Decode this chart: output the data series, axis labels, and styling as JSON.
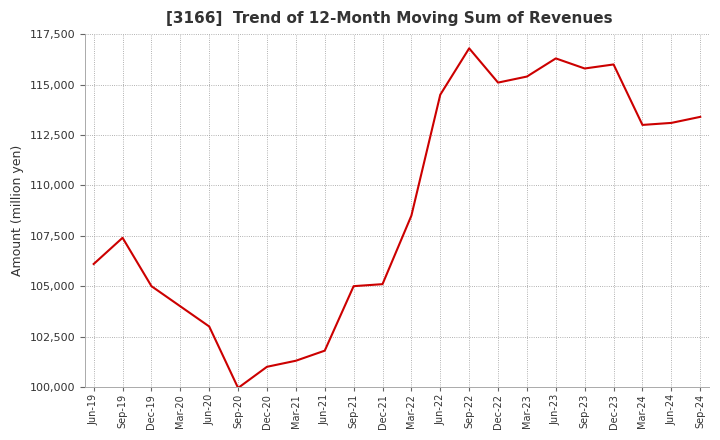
{
  "title": "[3166]  Trend of 12-Month Moving Sum of Revenues",
  "ylabel": "Amount (million yen)",
  "line_color": "#cc0000",
  "background_color": "#ffffff",
  "plot_bg_color": "#ffffff",
  "grid_color": "#999999",
  "title_color": "#333333",
  "ylim": [
    100000,
    117500
  ],
  "yticks": [
    100000,
    102500,
    105000,
    107500,
    110000,
    112500,
    115000,
    117500
  ],
  "x_labels": [
    "Jun-19",
    "Sep-19",
    "Dec-19",
    "Mar-20",
    "Jun-20",
    "Sep-20",
    "Dec-20",
    "Mar-21",
    "Jun-21",
    "Sep-21",
    "Dec-21",
    "Mar-22",
    "Jun-22",
    "Sep-22",
    "Dec-22",
    "Mar-23",
    "Jun-23",
    "Sep-23",
    "Dec-23",
    "Mar-24",
    "Jun-24",
    "Sep-24"
  ],
  "values": [
    106100,
    107400,
    105000,
    104000,
    103000,
    99950,
    101000,
    101300,
    101800,
    105000,
    105100,
    108500,
    114500,
    116800,
    115100,
    115400,
    116300,
    115800,
    116000,
    113000,
    113100,
    113400
  ]
}
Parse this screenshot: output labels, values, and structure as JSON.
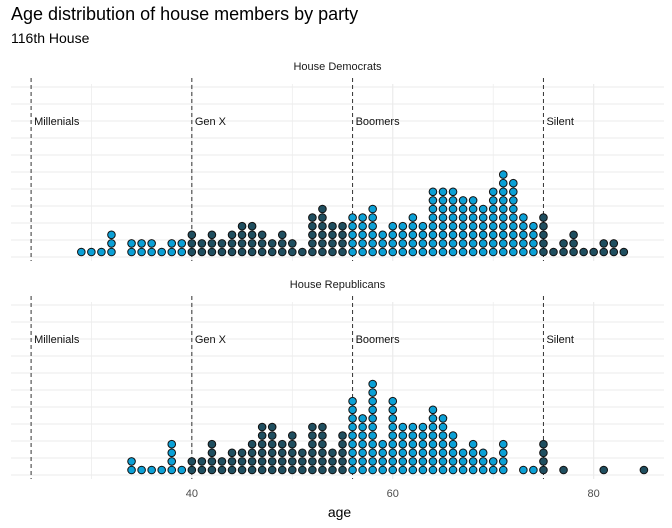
{
  "title": "Age distribution of house members by party",
  "subtitle": "116th House",
  "chart_data": {
    "type": "dotplot",
    "xlabel": "age",
    "xlim": [
      22,
      87
    ],
    "x_ticks": [
      40,
      60,
      80
    ],
    "grid": true,
    "colors": {
      "generation_in": "#1f4e5f",
      "generation_alt": "#0ba0d6",
      "dot_stroke": "#111111",
      "guide": "#333333",
      "grid": "#ebebeb"
    },
    "generation_boundaries": [
      24,
      40,
      56,
      75
    ],
    "generation_labels": [
      {
        "label": "Millenials",
        "x": 24
      },
      {
        "label": "Gen X",
        "x": 40
      },
      {
        "label": "Boomers",
        "x": 56
      },
      {
        "label": "Silent",
        "x": 75
      }
    ],
    "panels": [
      {
        "name": "House Democrats",
        "age_counts": [
          [
            29,
            1
          ],
          [
            30,
            1
          ],
          [
            31,
            1
          ],
          [
            32,
            3
          ],
          [
            34,
            2
          ],
          [
            35,
            2
          ],
          [
            36,
            2
          ],
          [
            37,
            1
          ],
          [
            38,
            2
          ],
          [
            39,
            2
          ],
          [
            40,
            3
          ],
          [
            41,
            2
          ],
          [
            42,
            3
          ],
          [
            43,
            2
          ],
          [
            44,
            3
          ],
          [
            45,
            4
          ],
          [
            46,
            4
          ],
          [
            47,
            3
          ],
          [
            48,
            2
          ],
          [
            49,
            3
          ],
          [
            50,
            2
          ],
          [
            51,
            1
          ],
          [
            52,
            5
          ],
          [
            53,
            6
          ],
          [
            54,
            4
          ],
          [
            55,
            4
          ],
          [
            56,
            5
          ],
          [
            57,
            5
          ],
          [
            58,
            6
          ],
          [
            59,
            3
          ],
          [
            60,
            4
          ],
          [
            61,
            4
          ],
          [
            62,
            5
          ],
          [
            63,
            4
          ],
          [
            64,
            8
          ],
          [
            65,
            8
          ],
          [
            66,
            8
          ],
          [
            67,
            7
          ],
          [
            68,
            7
          ],
          [
            69,
            6
          ],
          [
            70,
            8
          ],
          [
            71,
            10
          ],
          [
            72,
            9
          ],
          [
            73,
            5
          ],
          [
            74,
            4
          ],
          [
            75,
            5
          ],
          [
            76,
            1
          ],
          [
            77,
            2
          ],
          [
            78,
            3
          ],
          [
            79,
            1
          ],
          [
            80,
            1
          ],
          [
            81,
            2
          ],
          [
            82,
            2
          ],
          [
            83,
            1
          ]
        ]
      },
      {
        "name": "House Republicans",
        "age_counts": [
          [
            34,
            2
          ],
          [
            35,
            1
          ],
          [
            36,
            1
          ],
          [
            37,
            1
          ],
          [
            38,
            4
          ],
          [
            39,
            1
          ],
          [
            40,
            2
          ],
          [
            41,
            2
          ],
          [
            42,
            4
          ],
          [
            43,
            2
          ],
          [
            44,
            3
          ],
          [
            45,
            3
          ],
          [
            46,
            4
          ],
          [
            47,
            6
          ],
          [
            48,
            6
          ],
          [
            49,
            4
          ],
          [
            50,
            5
          ],
          [
            51,
            3
          ],
          [
            52,
            6
          ],
          [
            53,
            6
          ],
          [
            54,
            3
          ],
          [
            55,
            5
          ],
          [
            56,
            9
          ],
          [
            57,
            7
          ],
          [
            58,
            11
          ],
          [
            59,
            4
          ],
          [
            60,
            9
          ],
          [
            61,
            6
          ],
          [
            62,
            6
          ],
          [
            63,
            6
          ],
          [
            64,
            8
          ],
          [
            65,
            7
          ],
          [
            66,
            5
          ],
          [
            67,
            3
          ],
          [
            68,
            4
          ],
          [
            69,
            3
          ],
          [
            70,
            2
          ],
          [
            71,
            4
          ],
          [
            73,
            1
          ],
          [
            74,
            1
          ],
          [
            75,
            4
          ],
          [
            77,
            1
          ],
          [
            81,
            1
          ],
          [
            85,
            1
          ]
        ]
      }
    ]
  }
}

------

:: Exercise aim ::
Each entry gets copied exactly; the pictures stay out.

:: Result ::
Decode this chart: output the data series, axis labels, and styling as JSON.
{
  "title": "[3166]  Trend of 12-Month Moving Sum of Revenues",
  "ylabel": "Amount (million yen)",
  "line_color": "#cc0000",
  "background_color": "#ffffff",
  "plot_bg_color": "#ffffff",
  "grid_color": "#999999",
  "title_color": "#333333",
  "ylim": [
    100000,
    117500
  ],
  "yticks": [
    100000,
    102500,
    105000,
    107500,
    110000,
    112500,
    115000,
    117500
  ],
  "x_labels": [
    "Jun-19",
    "Sep-19",
    "Dec-19",
    "Mar-20",
    "Jun-20",
    "Sep-20",
    "Dec-20",
    "Mar-21",
    "Jun-21",
    "Sep-21",
    "Dec-21",
    "Mar-22",
    "Jun-22",
    "Sep-22",
    "Dec-22",
    "Mar-23",
    "Jun-23",
    "Sep-23",
    "Dec-23",
    "Mar-24",
    "Jun-24",
    "Sep-24"
  ],
  "values": [
    106100,
    107400,
    105000,
    104000,
    103000,
    99950,
    101000,
    101300,
    101800,
    105000,
    105100,
    108500,
    114500,
    116800,
    115100,
    115400,
    116300,
    115800,
    116000,
    113000,
    113100,
    113400
  ]
}
Parse this screenshot: output labels, values, and structure as JSON.
{
  "title": "Age distribution of house members by party",
  "subtitle": "116th House",
  "chart_data": {
    "type": "dotplot",
    "xlabel": "age",
    "xlim": [
      22,
      87
    ],
    "x_ticks": [
      40,
      60,
      80
    ],
    "grid": true,
    "colors": {
      "generation_in": "#1f4e5f",
      "generation_alt": "#0ba0d6",
      "dot_stroke": "#111111",
      "guide": "#333333",
      "grid": "#ebebeb"
    },
    "generation_boundaries": [
      24,
      40,
      56,
      75
    ],
    "generation_labels": [
      {
        "label": "Millenials",
        "x": 24
      },
      {
        "label": "Gen X",
        "x": 40
      },
      {
        "label": "Boomers",
        "x": 56
      },
      {
        "label": "Silent",
        "x": 75
      }
    ],
    "panels": [
      {
        "name": "House Democrats",
        "age_counts": [
          [
            29,
            1
          ],
          [
            30,
            1
          ],
          [
            31,
            1
          ],
          [
            32,
            3
          ],
          [
            34,
            2
          ],
          [
            35,
            2
          ],
          [
            36,
            2
          ],
          [
            37,
            1
          ],
          [
            38,
            2
          ],
          [
            39,
            2
          ],
          [
            40,
            3
          ],
          [
            41,
            2
          ],
          [
            42,
            3
          ],
          [
            43,
            2
          ],
          [
            44,
            3
          ],
          [
            45,
            4
          ],
          [
            46,
            4
          ],
          [
            47,
            3
          ],
          [
            48,
            2
          ],
          [
            49,
            3
          ],
          [
            50,
            2
          ],
          [
            51,
            1
          ],
          [
            52,
            5
          ],
          [
            53,
            6
          ],
          [
            54,
            4
          ],
          [
            55,
            4
          ],
          [
            56,
            5
          ],
          [
            57,
            5
          ],
          [
            58,
            6
          ],
          [
            59,
            3
          ],
          [
            60,
            4
          ],
          [
            61,
            4
          ],
          [
            62,
            5
          ],
          [
            63,
            4
          ],
          [
            64,
            8
          ],
          [
            65,
            8
          ],
          [
            66,
            8
          ],
          [
            67,
            7
          ],
          [
            68,
            7
          ],
          [
            69,
            6
          ],
          [
            70,
            8
          ],
          [
            71,
            10
          ],
          [
            72,
            9
          ],
          [
            73,
            5
          ],
          [
            74,
            4
          ],
          [
            75,
            5
          ],
          [
            76,
            1
          ],
          [
            77,
            2
          ],
          [
            78,
            3
          ],
          [
            79,
            1
          ],
          [
            80,
            1
          ],
          [
            81,
            2
          ],
          [
            82,
            2
          ],
          [
            83,
            1
          ]
        ]
      },
      {
        "name": "House Republicans",
        "age_counts": [
          [
            34,
            2
          ],
          [
            35,
            1
          ],
          [
            36,
            1
          ],
          [
            37,
            1
          ],
          [
            38,
            4
          ],
          [
            39,
            1
          ],
          [
            40,
            2
          ],
          [
            41,
            2
          ],
          [
            42,
            4
          ],
          [
            43,
            2
          ],
          [
            44,
            3
          ],
          [
            45,
            3
          ],
          [
            46,
            4
          ],
          [
            47,
            6
          ],
          [
            48,
            6
          ],
          [
            49,
            4
          ],
          [
            50,
            5
          ],
          [
            51,
            3
          ],
          [
            52,
            6
          ],
          [
            53,
            6
          ],
          [
            54,
            3
          ],
          [
            55,
            5
          ],
          [
            56,
            9
          ],
          [
            57,
            7
          ],
          [
            58,
            11
          ],
          [
            59,
            4
          ],
          [
            60,
            9
          ],
          [
            61,
            6
          ],
          [
            62,
            6
          ],
          [
            63,
            6
          ],
          [
            64,
            8
          ],
          [
            65,
            7
          ],
          [
            66,
            5
          ],
          [
            67,
            3
          ],
          [
            68,
            4
          ],
          [
            69,
            3
          ],
          [
            70,
            2
          ],
          [
            71,
            4
          ],
          [
            73,
            1
          ],
          [
            74,
            1
          ],
          [
            75,
            4
          ],
          [
            77,
            1
          ],
          [
            81,
            1
          ],
          [
            85,
            1
          ]
        ]
      }
    ]
  }
}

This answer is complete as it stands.